● Work to be completed
Restate the whole listing exactly.

● Records provided
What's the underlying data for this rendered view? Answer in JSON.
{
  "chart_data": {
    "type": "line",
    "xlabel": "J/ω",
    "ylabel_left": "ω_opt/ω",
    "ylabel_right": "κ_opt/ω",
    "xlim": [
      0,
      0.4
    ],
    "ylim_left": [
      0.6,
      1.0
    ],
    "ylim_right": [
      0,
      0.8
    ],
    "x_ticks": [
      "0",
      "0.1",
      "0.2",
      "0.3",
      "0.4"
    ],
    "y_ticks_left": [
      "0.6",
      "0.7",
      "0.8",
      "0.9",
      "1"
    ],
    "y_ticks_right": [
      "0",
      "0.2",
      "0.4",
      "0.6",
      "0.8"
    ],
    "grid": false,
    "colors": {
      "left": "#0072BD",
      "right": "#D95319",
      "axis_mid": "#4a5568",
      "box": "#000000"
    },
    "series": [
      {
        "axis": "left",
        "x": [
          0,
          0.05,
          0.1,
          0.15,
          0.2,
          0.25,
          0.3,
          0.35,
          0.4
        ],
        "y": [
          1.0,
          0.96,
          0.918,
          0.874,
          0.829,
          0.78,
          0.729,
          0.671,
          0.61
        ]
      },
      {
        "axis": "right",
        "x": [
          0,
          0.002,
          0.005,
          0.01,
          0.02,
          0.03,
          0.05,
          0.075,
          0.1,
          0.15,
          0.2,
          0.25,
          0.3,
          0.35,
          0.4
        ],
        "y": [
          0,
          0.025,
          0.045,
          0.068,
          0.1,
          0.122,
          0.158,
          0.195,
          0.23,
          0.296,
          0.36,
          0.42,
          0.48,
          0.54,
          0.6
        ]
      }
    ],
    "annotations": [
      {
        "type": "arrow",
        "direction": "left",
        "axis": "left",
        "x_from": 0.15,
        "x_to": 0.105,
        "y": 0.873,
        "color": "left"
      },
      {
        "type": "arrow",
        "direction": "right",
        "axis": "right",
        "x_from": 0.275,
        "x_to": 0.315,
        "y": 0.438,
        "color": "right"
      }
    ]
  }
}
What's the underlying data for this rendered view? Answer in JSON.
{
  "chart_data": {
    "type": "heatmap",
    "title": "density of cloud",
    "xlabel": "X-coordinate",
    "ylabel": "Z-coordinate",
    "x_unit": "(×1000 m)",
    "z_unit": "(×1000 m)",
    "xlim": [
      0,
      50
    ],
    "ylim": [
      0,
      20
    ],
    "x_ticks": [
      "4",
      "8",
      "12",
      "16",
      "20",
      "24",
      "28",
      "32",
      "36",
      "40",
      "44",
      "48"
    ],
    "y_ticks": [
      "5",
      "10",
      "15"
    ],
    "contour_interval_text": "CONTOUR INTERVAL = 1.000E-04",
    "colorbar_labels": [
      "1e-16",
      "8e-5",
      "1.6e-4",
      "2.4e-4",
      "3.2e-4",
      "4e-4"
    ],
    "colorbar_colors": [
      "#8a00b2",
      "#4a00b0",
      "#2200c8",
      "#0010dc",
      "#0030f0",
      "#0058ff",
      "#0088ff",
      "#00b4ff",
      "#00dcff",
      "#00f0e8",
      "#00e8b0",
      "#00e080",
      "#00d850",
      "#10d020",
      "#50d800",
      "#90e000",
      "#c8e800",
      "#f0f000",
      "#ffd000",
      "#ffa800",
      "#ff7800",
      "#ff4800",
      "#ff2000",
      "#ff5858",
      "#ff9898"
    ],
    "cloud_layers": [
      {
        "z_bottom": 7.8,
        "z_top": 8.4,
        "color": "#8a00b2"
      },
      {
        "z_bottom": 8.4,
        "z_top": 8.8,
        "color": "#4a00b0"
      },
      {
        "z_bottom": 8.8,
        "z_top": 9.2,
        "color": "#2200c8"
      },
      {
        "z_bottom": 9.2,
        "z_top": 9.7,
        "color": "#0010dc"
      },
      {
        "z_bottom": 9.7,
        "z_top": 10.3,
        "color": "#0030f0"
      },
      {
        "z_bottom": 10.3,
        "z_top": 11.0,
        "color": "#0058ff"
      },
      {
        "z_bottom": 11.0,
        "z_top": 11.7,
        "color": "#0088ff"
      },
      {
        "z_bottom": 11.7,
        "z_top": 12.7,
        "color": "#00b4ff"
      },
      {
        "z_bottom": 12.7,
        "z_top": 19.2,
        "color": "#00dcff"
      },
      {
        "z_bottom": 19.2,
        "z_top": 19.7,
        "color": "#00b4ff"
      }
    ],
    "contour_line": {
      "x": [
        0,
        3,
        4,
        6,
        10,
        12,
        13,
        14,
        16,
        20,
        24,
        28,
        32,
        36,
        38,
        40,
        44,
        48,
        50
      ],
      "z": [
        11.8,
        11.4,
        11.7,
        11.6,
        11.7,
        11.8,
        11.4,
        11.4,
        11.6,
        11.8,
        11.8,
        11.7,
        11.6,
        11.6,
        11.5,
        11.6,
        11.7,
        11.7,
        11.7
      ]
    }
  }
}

● Answer below
What's the underlying data for this rendered view? Answer in JSON.
{
  "chart_data": {
    "type": "line",
    "xlabel": "J/ω",
    "ylabel_left": "ω_opt/ω",
    "ylabel_right": "κ_opt/ω",
    "xlim": [
      0,
      0.4
    ],
    "ylim_left": [
      0.6,
      1.0
    ],
    "ylim_right": [
      0,
      0.8
    ],
    "x_ticks": [
      "0",
      "0.1",
      "0.2",
      "0.3",
      "0.4"
    ],
    "y_ticks_left": [
      "0.6",
      "0.7",
      "0.8",
      "0.9",
      "1"
    ],
    "y_ticks_right": [
      "0",
      "0.2",
      "0.4",
      "0.6",
      "0.8"
    ],
    "grid": false,
    "colors": {
      "left": "#0072BD",
      "right": "#D95319",
      "axis_mid": "#4a5568",
      "box": "#000000"
    },
    "series": [
      {
        "axis": "left",
        "x": [
          0,
          0.05,
          0.1,
          0.15,
          0.2,
          0.25,
          0.3,
          0.35,
          0.4
        ],
        "y": [
          1.0,
          0.96,
          0.918,
          0.874,
          0.829,
          0.78,
          0.729,
          0.671,
          0.61
        ]
      },
      {
        "axis": "right",
        "x": [
          0,
          0.002,
          0.005,
          0.01,
          0.02,
          0.03,
          0.05,
          0.075,
          0.1,
          0.15,
          0.2,
          0.25,
          0.3,
          0.35,
          0.4
        ],
        "y": [
          0,
          0.025,
          0.045,
          0.068,
          0.1,
          0.122,
          0.158,
          0.195,
          0.23,
          0.296,
          0.36,
          0.42,
          0.48,
          0.54,
          0.6
        ]
      }
    ],
    "annotations": [
      {
        "type": "arrow",
        "direction": "left",
        "axis": "left",
        "x_from": 0.15,
        "x_to": 0.105,
        "y": 0.873,
        "color": "left"
      },
      {
        "type": "arrow",
        "direction": "right",
        "axis": "right",
        "x_from": 0.275,
        "x_to": 0.315,
        "y": 0.438,
        "color": "right"
      }
    ]
  }
}
What's the underlying data for this rendered view? Answer in JSON.
{
  "chart_data": {
    "type": "heatmap",
    "title": "density of cloud",
    "xlabel": "X-coordinate",
    "ylabel": "Z-coordinate",
    "x_unit": "(×1000 m)",
    "z_unit": "(×1000 m)",
    "xlim": [
      0,
      50
    ],
    "ylim": [
      0,
      20
    ],
    "x_ticks": [
      "4",
      "8",
      "12",
      "16",
      "20",
      "24",
      "28",
      "32",
      "36",
      "40",
      "44",
      "48"
    ],
    "y_ticks": [
      "5",
      "10",
      "15"
    ],
    "contour_interval_text": "CONTOUR INTERVAL = 1.000E-04",
    "colorbar_labels": [
      "1e-16",
      "8e-5",
      "1.6e-4",
      "2.4e-4",
      "3.2e-4",
      "4e-4"
    ],
    "colorbar_colors": [
      "#8a00b2",
      "#4a00b0",
      "#2200c8",
      "#0010dc",
      "#0030f0",
      "#0058ff",
      "#0088ff",
      "#00b4ff",
      "#00dcff",
      "#00f0e8",
      "#00e8b0",
      "#00e080",
      "#00d850",
      "#10d020",
      "#50d800",
      "#90e000",
      "#c8e800",
      "#f0f000",
      "#ffd000",
      "#ffa800",
      "#ff7800",
      "#ff4800",
      "#ff2000",
      "#ff5858",
      "#ff9898"
    ],
    "cloud_layers": [
      {
        "z_bottom": 7.8,
        "z_top": 8.4,
        "color": "#8a00b2"
      },
      {
        "z_bottom": 8.4,
        "z_top": 8.8,
        "color": "#4a00b0"
      },
      {
        "z_bottom": 8.8,
        "z_top": 9.2,
        "color": "#2200c8"
      },
      {
        "z_bottom": 9.2,
        "z_top": 9.7,
        "color": "#0010dc"
      },
      {
        "z_bottom": 9.7,
        "z_top": 10.3,
        "color": "#0030f0"
      },
      {
        "z_bottom": 10.3,
        "z_top": 11.0,
        "color": "#0058ff"
      },
      {
        "z_bottom": 11.0,
        "z_top": 11.7,
        "color": "#0088ff"
      },
      {
        "z_bottom": 11.7,
        "z_top": 12.7,
        "color": "#00b4ff"
      },
      {
        "z_bottom": 12.7,
        "z_top": 19.2,
        "color": "#00dcff"
      },
      {
        "z_bottom": 19.2,
        "z_top": 19.7,
        "color": "#00b4ff"
      }
    ],
    "contour_line": {
      "x": [
        0,
        3,
        4,
        6,
        10,
        12,
        13,
        14,
        16,
        20,
        24,
        28,
        32,
        36,
        38,
        40,
        44,
        48,
        50
      ],
      "z": [
        11.8,
        11.4,
        11.7,
        11.6,
        11.7,
        11.8,
        11.4,
        11.4,
        11.6,
        11.8,
        11.8,
        11.7,
        11.6,
        11.6,
        11.5,
        11.6,
        11.7,
        11.7,
        11.7
      ]
    }
  }
}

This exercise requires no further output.